═══ MATERIAL SHOWN

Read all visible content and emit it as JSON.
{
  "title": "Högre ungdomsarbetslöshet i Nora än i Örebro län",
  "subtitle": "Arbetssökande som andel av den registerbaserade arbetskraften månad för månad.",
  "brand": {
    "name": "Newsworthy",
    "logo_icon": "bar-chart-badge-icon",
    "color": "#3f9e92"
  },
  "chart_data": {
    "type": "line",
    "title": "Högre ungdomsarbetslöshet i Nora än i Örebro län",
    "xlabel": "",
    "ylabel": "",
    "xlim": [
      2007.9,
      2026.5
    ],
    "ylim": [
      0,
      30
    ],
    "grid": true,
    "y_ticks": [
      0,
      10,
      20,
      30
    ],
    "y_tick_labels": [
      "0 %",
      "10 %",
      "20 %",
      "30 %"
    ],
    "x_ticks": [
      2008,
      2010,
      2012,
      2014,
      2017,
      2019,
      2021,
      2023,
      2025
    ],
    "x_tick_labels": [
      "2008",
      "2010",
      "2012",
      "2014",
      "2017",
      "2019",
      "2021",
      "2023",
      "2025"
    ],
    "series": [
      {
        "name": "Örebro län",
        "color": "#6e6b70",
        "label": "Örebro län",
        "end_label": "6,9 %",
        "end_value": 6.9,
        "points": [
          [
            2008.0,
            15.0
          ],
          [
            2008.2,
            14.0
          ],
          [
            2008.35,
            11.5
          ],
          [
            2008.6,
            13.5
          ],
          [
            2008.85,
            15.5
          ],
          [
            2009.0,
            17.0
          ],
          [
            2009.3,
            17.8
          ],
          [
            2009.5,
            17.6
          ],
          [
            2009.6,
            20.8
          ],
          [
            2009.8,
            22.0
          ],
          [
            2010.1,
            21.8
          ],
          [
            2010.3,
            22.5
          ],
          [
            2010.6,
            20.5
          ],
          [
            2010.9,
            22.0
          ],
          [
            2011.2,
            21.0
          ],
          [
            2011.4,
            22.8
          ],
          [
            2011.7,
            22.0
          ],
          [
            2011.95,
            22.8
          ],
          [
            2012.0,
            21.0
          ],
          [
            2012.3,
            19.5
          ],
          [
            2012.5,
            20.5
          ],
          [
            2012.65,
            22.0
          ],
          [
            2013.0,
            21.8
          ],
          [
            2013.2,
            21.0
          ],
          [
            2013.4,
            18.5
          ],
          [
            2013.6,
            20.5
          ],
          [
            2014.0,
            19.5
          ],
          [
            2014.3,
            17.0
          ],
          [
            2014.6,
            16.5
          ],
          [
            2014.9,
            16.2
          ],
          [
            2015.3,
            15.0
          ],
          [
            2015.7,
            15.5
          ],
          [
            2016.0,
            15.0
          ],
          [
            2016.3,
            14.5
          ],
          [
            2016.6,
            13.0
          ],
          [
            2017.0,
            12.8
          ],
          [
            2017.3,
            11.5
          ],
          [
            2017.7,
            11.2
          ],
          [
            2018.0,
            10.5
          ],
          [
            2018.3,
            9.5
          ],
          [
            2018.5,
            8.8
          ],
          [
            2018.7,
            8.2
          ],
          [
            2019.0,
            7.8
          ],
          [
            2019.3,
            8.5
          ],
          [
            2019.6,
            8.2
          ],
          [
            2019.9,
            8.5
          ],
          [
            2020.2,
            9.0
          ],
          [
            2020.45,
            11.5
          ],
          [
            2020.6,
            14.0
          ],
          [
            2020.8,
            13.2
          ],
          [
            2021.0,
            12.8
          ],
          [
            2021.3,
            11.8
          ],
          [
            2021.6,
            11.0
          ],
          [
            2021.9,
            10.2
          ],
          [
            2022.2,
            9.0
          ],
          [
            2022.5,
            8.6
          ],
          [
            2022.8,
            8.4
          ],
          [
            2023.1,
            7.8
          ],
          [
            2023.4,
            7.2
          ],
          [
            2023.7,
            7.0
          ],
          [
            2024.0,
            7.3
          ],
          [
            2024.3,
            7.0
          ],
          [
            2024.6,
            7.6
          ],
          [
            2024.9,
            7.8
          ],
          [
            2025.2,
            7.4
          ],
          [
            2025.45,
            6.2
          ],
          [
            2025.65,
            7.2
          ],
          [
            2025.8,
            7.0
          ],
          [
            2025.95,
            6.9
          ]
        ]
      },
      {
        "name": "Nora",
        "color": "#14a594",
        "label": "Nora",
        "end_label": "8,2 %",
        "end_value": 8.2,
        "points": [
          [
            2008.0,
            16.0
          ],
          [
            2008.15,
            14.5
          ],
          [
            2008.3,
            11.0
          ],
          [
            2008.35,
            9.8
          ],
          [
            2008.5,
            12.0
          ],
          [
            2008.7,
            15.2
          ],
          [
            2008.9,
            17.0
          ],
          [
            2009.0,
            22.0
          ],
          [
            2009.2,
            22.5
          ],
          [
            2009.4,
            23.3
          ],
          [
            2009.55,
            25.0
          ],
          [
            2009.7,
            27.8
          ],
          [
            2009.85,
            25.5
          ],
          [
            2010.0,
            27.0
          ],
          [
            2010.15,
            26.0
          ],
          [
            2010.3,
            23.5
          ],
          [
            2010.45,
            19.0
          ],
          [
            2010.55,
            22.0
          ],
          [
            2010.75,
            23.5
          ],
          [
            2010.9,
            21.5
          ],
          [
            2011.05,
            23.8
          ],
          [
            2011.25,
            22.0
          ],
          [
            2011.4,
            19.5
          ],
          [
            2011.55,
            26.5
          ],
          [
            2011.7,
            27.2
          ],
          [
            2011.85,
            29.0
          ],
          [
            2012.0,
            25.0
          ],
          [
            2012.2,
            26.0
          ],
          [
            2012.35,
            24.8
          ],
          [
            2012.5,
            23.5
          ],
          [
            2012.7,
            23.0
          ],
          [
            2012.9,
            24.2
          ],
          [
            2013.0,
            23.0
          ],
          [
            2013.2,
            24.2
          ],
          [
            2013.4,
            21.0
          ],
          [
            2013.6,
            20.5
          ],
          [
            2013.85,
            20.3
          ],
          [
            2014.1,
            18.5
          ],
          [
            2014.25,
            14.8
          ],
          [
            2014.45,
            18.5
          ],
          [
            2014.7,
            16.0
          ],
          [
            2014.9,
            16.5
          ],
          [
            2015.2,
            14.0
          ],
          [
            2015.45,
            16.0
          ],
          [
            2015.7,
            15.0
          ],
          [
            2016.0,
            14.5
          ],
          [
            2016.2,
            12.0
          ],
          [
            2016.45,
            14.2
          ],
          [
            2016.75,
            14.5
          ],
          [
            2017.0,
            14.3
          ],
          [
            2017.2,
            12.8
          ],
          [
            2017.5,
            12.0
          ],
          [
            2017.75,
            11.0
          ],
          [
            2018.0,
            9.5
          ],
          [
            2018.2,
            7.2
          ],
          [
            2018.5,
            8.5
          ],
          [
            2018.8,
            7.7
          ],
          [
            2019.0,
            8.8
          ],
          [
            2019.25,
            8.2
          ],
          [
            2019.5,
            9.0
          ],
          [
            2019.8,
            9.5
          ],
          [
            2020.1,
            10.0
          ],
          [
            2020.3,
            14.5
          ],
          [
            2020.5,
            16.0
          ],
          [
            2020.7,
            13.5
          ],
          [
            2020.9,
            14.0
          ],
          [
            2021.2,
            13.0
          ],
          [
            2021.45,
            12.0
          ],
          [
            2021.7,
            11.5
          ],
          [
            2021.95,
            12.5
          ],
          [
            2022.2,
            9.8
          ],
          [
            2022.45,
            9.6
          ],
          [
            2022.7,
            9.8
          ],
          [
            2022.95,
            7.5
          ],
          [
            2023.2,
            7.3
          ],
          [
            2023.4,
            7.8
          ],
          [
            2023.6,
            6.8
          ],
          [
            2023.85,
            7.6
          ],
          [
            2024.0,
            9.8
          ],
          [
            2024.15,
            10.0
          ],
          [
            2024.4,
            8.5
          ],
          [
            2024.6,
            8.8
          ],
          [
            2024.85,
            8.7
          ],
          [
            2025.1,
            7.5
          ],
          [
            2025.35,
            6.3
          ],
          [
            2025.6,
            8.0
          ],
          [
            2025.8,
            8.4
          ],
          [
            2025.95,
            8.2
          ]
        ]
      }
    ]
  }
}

══════

**EXERCISE INSTRUCTIONS:** Every line in the data that holds "color" should be copied out.

**OUTPUT OF THE EXERCISE:**
    "color": "#3f9e92"
        "color": "#6e6b70",
        "color": "#14a594",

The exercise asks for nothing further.